§ STATED GOAL
Take each line containing "Steel" and report it exactly as written.

Excerpt from a dataset
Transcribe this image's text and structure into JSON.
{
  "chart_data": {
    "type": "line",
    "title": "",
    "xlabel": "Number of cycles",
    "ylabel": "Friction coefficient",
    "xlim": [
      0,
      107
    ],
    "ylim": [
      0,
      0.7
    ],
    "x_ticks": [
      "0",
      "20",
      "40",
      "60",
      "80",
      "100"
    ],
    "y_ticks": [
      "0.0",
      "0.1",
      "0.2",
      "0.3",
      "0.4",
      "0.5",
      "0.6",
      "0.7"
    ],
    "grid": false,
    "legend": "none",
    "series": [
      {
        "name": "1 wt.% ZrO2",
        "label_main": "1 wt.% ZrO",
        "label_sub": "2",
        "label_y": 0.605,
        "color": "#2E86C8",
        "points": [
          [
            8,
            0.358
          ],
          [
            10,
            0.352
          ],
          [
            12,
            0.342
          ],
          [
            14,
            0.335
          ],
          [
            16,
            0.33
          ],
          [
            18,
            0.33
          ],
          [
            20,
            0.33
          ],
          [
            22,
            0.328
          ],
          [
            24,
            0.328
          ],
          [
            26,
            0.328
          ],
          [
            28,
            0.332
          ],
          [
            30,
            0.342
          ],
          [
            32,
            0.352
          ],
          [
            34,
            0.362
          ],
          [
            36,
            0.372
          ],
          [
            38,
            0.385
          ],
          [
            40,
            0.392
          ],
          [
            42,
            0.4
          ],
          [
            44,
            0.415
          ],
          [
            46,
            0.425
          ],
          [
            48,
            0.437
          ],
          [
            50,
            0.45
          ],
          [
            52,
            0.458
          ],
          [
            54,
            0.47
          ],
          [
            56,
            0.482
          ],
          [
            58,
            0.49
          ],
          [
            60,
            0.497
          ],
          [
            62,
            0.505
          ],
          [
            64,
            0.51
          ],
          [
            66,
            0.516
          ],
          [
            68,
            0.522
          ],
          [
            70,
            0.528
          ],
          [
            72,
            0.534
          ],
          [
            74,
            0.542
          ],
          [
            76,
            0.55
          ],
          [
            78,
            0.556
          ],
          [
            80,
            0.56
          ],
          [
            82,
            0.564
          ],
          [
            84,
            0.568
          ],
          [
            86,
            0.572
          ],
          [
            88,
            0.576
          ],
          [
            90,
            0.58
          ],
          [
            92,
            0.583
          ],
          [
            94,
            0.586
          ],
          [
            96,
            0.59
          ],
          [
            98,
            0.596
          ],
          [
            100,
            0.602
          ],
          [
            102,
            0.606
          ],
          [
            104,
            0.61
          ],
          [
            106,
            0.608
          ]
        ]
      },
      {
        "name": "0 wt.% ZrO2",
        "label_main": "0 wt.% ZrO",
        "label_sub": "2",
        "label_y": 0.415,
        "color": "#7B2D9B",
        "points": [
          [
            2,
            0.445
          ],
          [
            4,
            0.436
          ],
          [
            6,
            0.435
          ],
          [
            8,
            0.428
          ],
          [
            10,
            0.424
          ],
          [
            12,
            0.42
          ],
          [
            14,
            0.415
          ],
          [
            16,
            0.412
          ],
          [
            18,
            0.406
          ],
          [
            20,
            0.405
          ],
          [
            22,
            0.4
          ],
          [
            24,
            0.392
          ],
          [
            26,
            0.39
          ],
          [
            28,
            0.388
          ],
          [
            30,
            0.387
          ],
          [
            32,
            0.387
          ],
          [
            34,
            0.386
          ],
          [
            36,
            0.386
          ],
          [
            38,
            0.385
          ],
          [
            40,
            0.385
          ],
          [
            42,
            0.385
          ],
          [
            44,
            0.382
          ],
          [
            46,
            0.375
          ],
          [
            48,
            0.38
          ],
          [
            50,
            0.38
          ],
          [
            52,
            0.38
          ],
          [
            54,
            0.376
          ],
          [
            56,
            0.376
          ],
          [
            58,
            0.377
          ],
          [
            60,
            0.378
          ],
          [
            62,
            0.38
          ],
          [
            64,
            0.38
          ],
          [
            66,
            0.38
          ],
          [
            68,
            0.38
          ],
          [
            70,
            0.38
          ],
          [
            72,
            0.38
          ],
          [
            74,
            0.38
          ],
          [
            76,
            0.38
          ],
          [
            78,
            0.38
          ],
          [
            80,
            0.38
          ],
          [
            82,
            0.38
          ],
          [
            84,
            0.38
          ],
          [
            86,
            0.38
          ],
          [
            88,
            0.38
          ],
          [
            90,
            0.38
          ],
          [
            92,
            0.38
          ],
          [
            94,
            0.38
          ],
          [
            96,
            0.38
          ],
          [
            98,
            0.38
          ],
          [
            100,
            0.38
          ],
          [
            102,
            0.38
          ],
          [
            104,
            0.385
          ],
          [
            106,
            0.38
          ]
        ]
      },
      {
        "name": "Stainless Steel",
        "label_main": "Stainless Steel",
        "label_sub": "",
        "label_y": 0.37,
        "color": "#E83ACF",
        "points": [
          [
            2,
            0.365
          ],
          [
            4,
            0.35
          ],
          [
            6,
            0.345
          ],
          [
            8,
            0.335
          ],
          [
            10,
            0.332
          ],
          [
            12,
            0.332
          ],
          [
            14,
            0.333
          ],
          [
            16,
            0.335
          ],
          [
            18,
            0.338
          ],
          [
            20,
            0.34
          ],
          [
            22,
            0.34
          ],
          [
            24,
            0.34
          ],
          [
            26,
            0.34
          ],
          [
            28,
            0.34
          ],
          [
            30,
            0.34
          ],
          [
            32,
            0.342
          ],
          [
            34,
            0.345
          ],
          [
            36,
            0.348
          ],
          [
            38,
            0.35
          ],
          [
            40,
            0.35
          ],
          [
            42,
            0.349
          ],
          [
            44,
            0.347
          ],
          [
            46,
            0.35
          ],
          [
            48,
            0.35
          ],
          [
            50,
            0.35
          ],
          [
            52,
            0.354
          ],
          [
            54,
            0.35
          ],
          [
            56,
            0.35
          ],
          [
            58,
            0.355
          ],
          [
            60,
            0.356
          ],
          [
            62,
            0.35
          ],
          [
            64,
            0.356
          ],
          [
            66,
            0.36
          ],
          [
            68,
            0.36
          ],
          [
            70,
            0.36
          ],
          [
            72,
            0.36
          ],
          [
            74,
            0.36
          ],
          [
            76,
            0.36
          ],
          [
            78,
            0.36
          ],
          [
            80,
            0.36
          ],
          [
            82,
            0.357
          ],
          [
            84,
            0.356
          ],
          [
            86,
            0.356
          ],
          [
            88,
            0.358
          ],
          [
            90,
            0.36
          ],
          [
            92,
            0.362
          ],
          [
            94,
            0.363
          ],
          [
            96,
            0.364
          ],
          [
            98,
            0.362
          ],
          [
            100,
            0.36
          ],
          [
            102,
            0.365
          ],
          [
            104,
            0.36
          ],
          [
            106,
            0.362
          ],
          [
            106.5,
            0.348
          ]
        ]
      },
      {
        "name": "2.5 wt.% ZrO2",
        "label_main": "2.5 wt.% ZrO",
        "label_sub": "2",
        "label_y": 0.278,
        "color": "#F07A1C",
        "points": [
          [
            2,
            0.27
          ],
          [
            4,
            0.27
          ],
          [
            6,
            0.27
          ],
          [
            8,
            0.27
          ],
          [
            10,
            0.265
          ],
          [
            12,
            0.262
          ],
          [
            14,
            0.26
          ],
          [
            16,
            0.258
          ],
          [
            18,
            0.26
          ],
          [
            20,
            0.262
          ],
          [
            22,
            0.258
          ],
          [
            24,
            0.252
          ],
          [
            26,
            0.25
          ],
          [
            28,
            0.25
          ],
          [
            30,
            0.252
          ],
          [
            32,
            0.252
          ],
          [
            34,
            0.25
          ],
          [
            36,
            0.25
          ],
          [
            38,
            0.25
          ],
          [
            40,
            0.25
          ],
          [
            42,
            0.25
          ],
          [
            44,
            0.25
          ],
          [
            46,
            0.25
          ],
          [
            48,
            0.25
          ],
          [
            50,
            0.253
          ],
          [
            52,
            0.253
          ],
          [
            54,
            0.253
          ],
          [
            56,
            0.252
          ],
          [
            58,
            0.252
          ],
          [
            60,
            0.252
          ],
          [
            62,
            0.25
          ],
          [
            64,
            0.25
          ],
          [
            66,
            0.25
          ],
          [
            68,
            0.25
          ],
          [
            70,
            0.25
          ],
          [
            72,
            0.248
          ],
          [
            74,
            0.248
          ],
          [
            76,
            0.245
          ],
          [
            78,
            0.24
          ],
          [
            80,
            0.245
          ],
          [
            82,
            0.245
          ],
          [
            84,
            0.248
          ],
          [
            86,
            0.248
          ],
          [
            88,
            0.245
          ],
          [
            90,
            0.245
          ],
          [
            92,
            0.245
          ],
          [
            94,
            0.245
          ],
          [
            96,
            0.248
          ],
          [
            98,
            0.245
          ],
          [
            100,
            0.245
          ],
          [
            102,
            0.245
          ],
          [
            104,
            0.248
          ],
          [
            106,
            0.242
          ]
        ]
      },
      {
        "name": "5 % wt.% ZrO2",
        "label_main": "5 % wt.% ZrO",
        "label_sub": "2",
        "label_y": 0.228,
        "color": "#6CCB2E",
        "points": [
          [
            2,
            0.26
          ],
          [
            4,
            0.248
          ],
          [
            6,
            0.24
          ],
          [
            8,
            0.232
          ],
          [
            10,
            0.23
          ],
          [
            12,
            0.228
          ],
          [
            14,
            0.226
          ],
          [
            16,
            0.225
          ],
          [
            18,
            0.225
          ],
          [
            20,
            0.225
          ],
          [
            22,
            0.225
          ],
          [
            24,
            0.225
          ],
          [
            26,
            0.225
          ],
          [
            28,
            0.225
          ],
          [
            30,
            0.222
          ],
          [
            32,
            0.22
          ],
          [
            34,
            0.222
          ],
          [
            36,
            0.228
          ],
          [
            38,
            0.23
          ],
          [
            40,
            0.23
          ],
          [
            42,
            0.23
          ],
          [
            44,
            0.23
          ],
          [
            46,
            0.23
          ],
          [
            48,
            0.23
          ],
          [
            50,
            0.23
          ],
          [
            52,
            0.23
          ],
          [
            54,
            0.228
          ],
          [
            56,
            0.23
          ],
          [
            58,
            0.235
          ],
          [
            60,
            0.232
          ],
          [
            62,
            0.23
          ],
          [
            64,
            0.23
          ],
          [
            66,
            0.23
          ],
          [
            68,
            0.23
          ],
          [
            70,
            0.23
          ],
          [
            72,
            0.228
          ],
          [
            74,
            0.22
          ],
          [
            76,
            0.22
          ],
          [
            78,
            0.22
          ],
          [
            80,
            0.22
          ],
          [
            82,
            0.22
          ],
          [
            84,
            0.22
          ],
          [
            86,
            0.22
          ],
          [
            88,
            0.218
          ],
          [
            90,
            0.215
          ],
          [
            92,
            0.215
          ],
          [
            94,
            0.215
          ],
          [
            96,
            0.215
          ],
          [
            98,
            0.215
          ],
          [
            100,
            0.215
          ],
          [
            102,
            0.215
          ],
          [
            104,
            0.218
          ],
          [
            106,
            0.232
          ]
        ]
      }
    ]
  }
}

§ FINISHED EXERCISE
        "name": "Stainless Steel",
        "label_main": "Stainless Steel",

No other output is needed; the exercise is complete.